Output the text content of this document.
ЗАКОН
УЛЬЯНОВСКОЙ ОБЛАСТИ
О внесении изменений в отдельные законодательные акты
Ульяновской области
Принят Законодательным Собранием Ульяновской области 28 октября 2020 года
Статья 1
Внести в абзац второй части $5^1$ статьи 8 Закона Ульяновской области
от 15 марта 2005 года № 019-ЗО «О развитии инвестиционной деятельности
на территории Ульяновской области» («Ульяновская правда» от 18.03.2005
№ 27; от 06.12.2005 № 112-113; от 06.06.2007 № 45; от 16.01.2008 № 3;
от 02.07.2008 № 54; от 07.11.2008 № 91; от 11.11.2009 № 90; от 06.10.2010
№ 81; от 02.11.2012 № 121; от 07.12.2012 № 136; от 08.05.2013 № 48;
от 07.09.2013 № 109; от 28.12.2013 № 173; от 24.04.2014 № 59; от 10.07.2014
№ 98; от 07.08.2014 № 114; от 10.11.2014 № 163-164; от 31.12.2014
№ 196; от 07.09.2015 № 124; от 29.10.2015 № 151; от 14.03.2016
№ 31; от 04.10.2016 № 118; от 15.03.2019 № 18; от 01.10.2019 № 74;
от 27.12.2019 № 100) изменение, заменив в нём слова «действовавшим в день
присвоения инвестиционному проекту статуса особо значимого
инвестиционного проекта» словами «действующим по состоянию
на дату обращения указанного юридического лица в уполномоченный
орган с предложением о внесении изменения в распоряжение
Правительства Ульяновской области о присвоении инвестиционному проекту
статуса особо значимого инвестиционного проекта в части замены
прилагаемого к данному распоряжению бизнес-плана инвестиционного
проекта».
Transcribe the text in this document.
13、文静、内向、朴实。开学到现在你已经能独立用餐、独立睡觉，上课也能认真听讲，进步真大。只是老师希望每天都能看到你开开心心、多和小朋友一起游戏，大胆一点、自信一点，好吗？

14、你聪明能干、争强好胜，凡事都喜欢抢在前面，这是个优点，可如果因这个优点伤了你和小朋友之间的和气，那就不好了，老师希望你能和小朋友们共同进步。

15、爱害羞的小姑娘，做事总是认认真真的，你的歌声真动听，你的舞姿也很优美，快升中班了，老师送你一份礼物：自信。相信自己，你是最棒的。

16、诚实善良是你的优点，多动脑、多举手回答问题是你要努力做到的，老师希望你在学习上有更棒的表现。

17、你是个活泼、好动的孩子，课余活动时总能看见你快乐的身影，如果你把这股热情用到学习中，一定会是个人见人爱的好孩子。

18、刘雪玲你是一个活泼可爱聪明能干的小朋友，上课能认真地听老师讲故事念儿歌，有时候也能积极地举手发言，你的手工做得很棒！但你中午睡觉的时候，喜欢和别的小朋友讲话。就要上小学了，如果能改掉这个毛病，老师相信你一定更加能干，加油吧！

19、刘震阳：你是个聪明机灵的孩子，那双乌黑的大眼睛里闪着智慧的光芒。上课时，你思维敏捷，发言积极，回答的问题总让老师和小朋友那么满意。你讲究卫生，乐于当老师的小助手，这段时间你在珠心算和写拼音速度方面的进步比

• • • • •

▸ Objective
Pick out and copy the lines of the material that include the word "проекта".

▸ Written reply
инвестиционного проекта» словами «действующим по состоянию
статуса особо значимого инвестиционного проекта в части замены
проекта».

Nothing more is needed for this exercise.